** START Given information **

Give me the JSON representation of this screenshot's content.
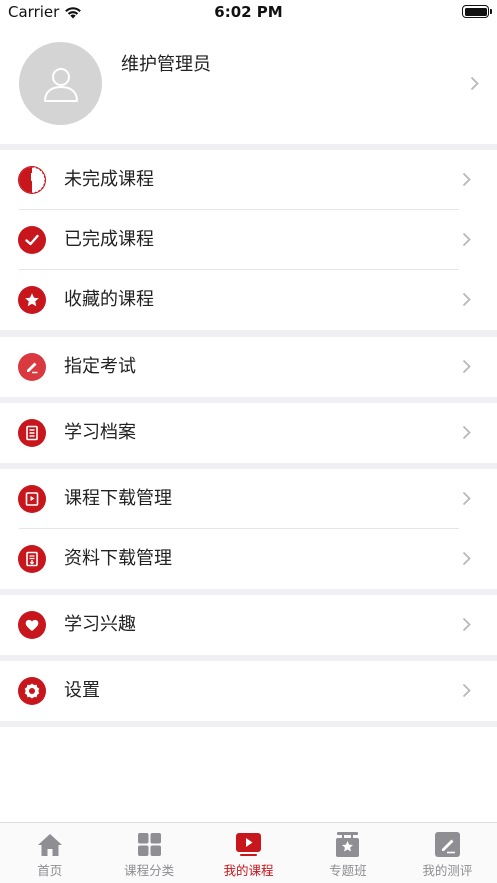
{
  "status_bar": {
    "carrier": "Carrier",
    "time": "6:02 PM"
  },
  "profile": {
    "name": "维护管理员"
  },
  "menu": {
    "unfinished": "未完成课程",
    "finished": "已完成课程",
    "favorites": "收藏的课程",
    "exam": "指定考试",
    "records": "学习档案",
    "course_download": "课程下载管理",
    "material_download": "资料下载管理",
    "interest": "学习兴趣",
    "settings": "设置"
  },
  "tabs": [
    {
      "label": "首页",
      "icon": "home-icon"
    },
    {
      "label": "课程分类",
      "icon": "grid-icon"
    },
    {
      "label": "我的课程",
      "icon": "play-icon"
    },
    {
      "label": "专题班",
      "icon": "badge-icon"
    },
    {
      "label": "我的测评",
      "icon": "edit-icon"
    }
  ],
  "active_tab": "我的课程",
  "colors": {
    "accent": "#c8161d",
    "background": "#efeff4",
    "inactive": "#8e8e93"
  }
}
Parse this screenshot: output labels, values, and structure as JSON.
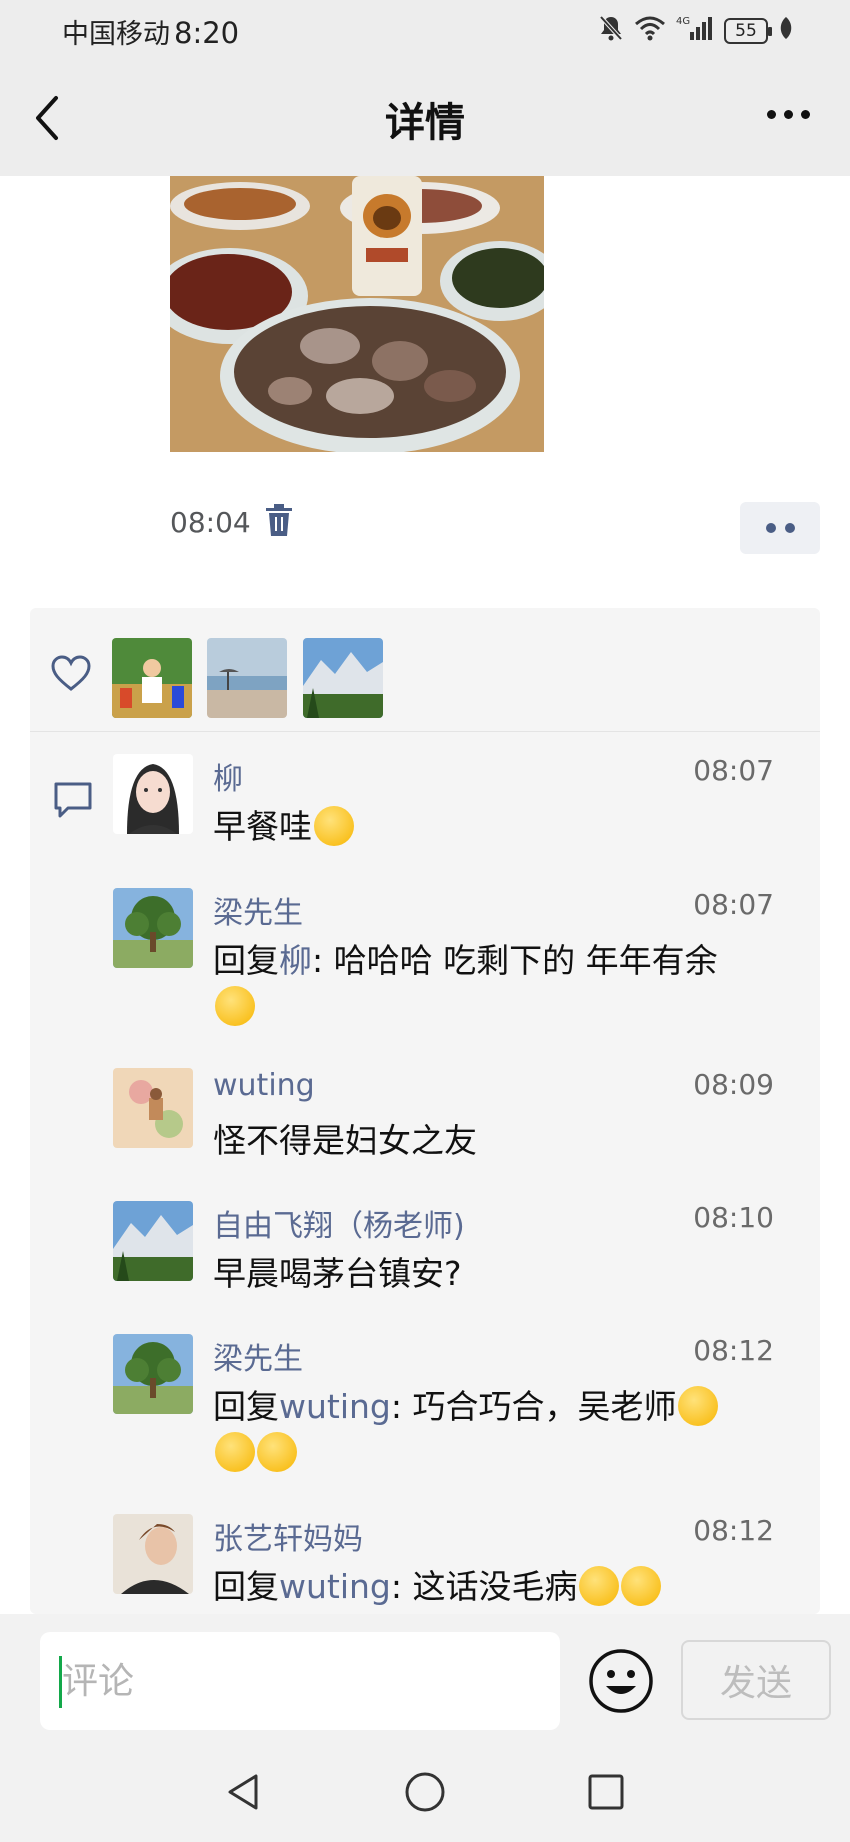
{
  "status_bar": {
    "carrier": "中国移动",
    "time": "8:20",
    "network": "4G",
    "battery": "55"
  },
  "nav": {
    "title": "详情",
    "back_icon": "chevron-left-icon",
    "more_icon": "more-horizontal-icon"
  },
  "post": {
    "image": "food-photo",
    "time": "08:04",
    "delete_icon": "trash-icon",
    "more_icon": "more-dots-icon"
  },
  "likes": {
    "icon": "heart-icon",
    "avatars": [
      "avatar-violinist",
      "avatar-beach",
      "avatar-mountains"
    ]
  },
  "comments": [
    {
      "name": "柳",
      "time": "08:07",
      "reply_word": "",
      "reply_to": "",
      "text": "早餐哇",
      "emojis": 1
    },
    {
      "name": "梁先生",
      "time": "08:07",
      "reply_word": "回复",
      "reply_to": "柳",
      "text": ": 哈哈哈 吃剩下的 年年有余",
      "emojis": 1
    },
    {
      "name": "wuting",
      "time": "08:09",
      "reply_word": "",
      "reply_to": "",
      "text": "怪不得是妇女之友",
      "emojis": 0
    },
    {
      "name": "自由飞翔（杨老师)",
      "time": "08:10",
      "reply_word": "",
      "reply_to": "",
      "text": "早晨喝茅台镇安?",
      "emojis": 0
    },
    {
      "name": "梁先生",
      "time": "08:12",
      "reply_word": "回复",
      "reply_to": "wuting",
      "text": ": 巧合巧合，吴老师",
      "emojis": 3
    },
    {
      "name": "张艺轩妈妈",
      "time": "08:12",
      "reply_word": "回复",
      "reply_to": "wuting",
      "text": ": 这话没毛病",
      "emojis": 2
    }
  ],
  "input": {
    "placeholder": "评论",
    "emoji_icon": "smiley-icon",
    "send_label": "发送"
  },
  "system_nav": {
    "back": "triangle-back-icon",
    "home": "circle-home-icon",
    "recents": "square-recents-icon"
  },
  "colors": {
    "nav_bg": "#ededed",
    "link_blue": "#5a6a92",
    "cursor_green": "#13a84a"
  }
}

** END Given information **

* To be done: Write the records above out again exactly, with no pictures in your copy.

* Full solution:
Give me the JSON representation of this screenshot's content.
{
  "status_bar": {
    "carrier": "Carrier",
    "time": "6:02 PM"
  },
  "profile": {
    "name": "维护管理员"
  },
  "menu": {
    "unfinished": "未完成课程",
    "finished": "已完成课程",
    "favorites": "收藏的课程",
    "exam": "指定考试",
    "records": "学习档案",
    "course_download": "课程下载管理",
    "material_download": "资料下载管理",
    "interest": "学习兴趣",
    "settings": "设置"
  },
  "tabs": [
    {
      "label": "首页",
      "icon": "home-icon"
    },
    {
      "label": "课程分类",
      "icon": "grid-icon"
    },
    {
      "label": "我的课程",
      "icon": "play-icon"
    },
    {
      "label": "专题班",
      "icon": "badge-icon"
    },
    {
      "label": "我的测评",
      "icon": "edit-icon"
    }
  ],
  "active_tab": "我的课程",
  "colors": {
    "accent": "#c8161d",
    "background": "#efeff4",
    "inactive": "#8e8e93"
  }
}
Parse this screenshot: output labels, values, and structure as JSON.
{
  "status_bar": {
    "carrier": "中国移动",
    "time": "8:20",
    "network": "4G",
    "battery": "55"
  },
  "nav": {
    "title": "详情",
    "back_icon": "chevron-left-icon",
    "more_icon": "more-horizontal-icon"
  },
  "post": {
    "image": "food-photo",
    "time": "08:04",
    "delete_icon": "trash-icon",
    "more_icon": "more-dots-icon"
  },
  "likes": {
    "icon": "heart-icon",
    "avatars": [
      "avatar-violinist",
      "avatar-beach",
      "avatar-mountains"
    ]
  },
  "comments": [
    {
      "name": "柳",
      "time": "08:07",
      "reply_word": "",
      "reply_to": "",
      "text": "早餐哇",
      "emojis": 1
    },
    {
      "name": "梁先生",
      "time": "08:07",
      "reply_word": "回复",
      "reply_to": "柳",
      "text": ": 哈哈哈 吃剩下的 年年有余",
      "emojis": 1
    },
    {
      "name": "wuting",
      "time": "08:09",
      "reply_word": "",
      "reply_to": "",
      "text": "怪不得是妇女之友",
      "emojis": 0
    },
    {
      "name": "自由飞翔（杨老师)",
      "time": "08:10",
      "reply_word": "",
      "reply_to": "",
      "text": "早晨喝茅台镇安?",
      "emojis": 0
    },
    {
      "name": "梁先生",
      "time": "08:12",
      "reply_word": "回复",
      "reply_to": "wuting",
      "text": ": 巧合巧合，吴老师",
      "emojis": 3
    },
    {
      "name": "张艺轩妈妈",
      "time": "08:12",
      "reply_word": "回复",
      "reply_to": "wuting",
      "text": ": 这话没毛病",
      "emojis": 2
    }
  ],
  "input": {
    "placeholder": "评论",
    "emoji_icon": "smiley-icon",
    "send_label": "发送"
  },
  "system_nav": {
    "back": "triangle-back-icon",
    "home": "circle-home-icon",
    "recents": "square-recents-icon"
  },
  "colors": {
    "nav_bg": "#ededed",
    "link_blue": "#5a6a92",
    "cursor_green": "#13a84a"
  }
}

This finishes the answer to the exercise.